Exercise aim
Provide the number of lines where the word "باشد" occurs, and no other text.
— BEGIN Listed entries —
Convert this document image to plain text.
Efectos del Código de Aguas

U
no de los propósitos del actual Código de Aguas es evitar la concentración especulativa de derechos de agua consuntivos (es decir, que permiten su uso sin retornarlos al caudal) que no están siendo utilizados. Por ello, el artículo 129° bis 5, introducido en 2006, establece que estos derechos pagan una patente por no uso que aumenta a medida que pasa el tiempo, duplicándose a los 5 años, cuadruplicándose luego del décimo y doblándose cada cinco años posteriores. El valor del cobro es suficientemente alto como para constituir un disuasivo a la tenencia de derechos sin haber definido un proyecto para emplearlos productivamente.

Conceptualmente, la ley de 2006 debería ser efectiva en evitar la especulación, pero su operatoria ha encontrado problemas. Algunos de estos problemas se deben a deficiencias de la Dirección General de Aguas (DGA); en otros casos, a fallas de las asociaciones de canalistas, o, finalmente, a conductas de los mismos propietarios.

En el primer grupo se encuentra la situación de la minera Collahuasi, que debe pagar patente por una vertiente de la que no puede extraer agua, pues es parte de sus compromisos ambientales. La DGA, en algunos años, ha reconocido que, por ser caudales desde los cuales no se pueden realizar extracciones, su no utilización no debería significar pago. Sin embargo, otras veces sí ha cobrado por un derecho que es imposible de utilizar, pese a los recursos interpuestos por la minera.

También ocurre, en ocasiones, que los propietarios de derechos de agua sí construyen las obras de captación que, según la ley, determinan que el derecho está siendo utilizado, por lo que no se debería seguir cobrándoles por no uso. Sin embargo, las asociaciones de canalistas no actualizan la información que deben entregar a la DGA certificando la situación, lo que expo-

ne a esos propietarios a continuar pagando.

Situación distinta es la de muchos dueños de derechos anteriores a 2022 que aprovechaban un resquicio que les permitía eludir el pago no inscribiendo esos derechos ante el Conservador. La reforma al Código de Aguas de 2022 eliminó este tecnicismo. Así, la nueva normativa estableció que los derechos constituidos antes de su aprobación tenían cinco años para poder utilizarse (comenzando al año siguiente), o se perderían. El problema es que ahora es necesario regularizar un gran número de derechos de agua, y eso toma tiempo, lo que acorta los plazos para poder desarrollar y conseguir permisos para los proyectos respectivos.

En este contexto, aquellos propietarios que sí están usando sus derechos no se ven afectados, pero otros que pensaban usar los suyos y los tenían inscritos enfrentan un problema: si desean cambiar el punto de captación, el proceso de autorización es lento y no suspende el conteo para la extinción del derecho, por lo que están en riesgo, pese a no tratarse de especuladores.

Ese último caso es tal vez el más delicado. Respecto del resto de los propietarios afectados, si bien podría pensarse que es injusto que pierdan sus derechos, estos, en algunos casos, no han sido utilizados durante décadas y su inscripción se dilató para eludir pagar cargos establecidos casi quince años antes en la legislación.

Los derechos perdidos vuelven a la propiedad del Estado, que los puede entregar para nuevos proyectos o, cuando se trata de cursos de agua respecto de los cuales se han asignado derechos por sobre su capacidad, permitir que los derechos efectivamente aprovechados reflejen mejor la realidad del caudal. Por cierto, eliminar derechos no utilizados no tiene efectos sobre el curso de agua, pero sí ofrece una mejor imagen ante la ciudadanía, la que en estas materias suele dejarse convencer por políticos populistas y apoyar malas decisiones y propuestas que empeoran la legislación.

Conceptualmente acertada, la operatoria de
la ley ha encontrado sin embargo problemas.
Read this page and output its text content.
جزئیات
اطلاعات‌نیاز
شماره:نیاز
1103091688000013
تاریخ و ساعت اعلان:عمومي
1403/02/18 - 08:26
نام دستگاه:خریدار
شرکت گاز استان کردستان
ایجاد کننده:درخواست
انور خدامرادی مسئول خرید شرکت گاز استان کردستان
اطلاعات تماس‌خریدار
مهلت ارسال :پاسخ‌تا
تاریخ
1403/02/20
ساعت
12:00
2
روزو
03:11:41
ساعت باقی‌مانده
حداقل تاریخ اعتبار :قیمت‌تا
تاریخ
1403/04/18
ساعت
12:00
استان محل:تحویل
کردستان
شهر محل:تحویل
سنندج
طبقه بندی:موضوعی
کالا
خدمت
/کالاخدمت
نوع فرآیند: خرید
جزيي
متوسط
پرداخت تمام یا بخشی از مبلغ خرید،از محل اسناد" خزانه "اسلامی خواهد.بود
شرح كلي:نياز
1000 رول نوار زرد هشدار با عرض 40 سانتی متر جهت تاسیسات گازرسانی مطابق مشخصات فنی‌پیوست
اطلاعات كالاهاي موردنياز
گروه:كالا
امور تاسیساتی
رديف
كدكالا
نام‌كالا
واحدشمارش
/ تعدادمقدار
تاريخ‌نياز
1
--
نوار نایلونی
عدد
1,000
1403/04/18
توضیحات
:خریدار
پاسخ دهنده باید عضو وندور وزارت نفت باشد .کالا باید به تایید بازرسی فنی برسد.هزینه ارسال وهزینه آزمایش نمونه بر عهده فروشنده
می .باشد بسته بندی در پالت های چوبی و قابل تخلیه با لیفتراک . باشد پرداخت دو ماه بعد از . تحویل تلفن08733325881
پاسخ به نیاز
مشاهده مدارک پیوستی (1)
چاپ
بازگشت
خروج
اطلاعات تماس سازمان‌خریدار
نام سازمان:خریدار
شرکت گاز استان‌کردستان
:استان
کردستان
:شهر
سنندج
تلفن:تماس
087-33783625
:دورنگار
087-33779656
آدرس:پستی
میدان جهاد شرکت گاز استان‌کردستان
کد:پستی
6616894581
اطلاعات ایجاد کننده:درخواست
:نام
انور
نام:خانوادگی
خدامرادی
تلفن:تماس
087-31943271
— END Listed entries —
Full response
2